Source records:
****************
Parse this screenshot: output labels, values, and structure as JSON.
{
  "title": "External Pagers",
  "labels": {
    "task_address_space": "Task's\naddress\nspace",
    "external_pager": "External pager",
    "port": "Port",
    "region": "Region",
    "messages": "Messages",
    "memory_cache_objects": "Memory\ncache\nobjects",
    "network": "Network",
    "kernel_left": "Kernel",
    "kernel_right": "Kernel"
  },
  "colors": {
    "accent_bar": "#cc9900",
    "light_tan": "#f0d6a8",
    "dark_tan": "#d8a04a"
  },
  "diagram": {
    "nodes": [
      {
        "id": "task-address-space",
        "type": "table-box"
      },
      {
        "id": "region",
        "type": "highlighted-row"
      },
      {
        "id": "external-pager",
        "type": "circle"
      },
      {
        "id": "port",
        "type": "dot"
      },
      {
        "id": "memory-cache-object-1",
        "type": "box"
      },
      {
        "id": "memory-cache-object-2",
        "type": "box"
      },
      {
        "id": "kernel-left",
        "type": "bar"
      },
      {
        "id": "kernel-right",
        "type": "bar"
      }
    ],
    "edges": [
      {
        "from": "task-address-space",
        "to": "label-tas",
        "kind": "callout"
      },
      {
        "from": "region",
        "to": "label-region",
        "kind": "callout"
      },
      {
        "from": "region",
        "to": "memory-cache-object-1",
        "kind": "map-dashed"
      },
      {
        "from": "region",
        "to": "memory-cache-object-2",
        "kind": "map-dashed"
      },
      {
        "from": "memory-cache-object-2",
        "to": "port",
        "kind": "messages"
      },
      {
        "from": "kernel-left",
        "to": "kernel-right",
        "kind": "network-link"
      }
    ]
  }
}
****************
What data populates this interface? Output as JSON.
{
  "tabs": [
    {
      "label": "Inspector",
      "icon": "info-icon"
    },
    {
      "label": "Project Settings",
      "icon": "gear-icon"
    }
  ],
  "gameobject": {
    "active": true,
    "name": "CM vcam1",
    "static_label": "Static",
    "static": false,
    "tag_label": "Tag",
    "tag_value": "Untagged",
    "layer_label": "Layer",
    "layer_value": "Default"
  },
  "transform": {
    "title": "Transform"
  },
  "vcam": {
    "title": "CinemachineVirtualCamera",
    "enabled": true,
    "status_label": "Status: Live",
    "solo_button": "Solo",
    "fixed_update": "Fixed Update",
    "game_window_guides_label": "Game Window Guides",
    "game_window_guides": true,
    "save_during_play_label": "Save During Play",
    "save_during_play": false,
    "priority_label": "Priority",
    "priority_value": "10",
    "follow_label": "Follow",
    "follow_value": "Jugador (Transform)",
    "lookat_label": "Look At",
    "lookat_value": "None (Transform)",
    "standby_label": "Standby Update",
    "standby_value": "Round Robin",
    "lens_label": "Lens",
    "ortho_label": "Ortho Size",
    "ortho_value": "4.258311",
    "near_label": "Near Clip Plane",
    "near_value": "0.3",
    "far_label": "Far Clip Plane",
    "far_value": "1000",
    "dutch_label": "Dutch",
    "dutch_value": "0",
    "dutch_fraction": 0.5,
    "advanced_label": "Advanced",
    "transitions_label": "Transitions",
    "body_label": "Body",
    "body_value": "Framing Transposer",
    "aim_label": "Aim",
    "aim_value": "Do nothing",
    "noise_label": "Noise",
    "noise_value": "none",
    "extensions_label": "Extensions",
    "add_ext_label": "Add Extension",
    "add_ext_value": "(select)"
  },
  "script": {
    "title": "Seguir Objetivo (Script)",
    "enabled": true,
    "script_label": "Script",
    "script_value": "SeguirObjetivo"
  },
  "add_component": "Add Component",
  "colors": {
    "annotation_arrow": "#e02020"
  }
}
****************
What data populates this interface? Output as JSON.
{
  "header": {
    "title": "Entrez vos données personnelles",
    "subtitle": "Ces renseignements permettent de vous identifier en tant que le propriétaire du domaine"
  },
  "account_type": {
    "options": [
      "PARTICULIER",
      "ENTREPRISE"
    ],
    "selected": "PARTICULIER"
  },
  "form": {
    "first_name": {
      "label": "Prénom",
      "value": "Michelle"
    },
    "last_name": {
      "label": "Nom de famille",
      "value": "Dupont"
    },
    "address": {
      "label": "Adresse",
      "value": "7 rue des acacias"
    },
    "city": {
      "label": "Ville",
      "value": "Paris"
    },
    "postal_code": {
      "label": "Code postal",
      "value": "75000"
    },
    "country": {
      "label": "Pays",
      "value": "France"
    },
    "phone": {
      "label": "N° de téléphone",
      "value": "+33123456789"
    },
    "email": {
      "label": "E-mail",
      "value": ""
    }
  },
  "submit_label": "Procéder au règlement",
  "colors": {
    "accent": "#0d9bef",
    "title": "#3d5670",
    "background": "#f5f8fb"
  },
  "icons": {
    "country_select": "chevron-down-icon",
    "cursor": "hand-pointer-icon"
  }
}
****************
Description of the task: Using the entries above, return each line that includes the word "Clip".

Result of the exercise:
    "near_label": "Near Clip Plane",
    "far_label": "Far Clip Plane",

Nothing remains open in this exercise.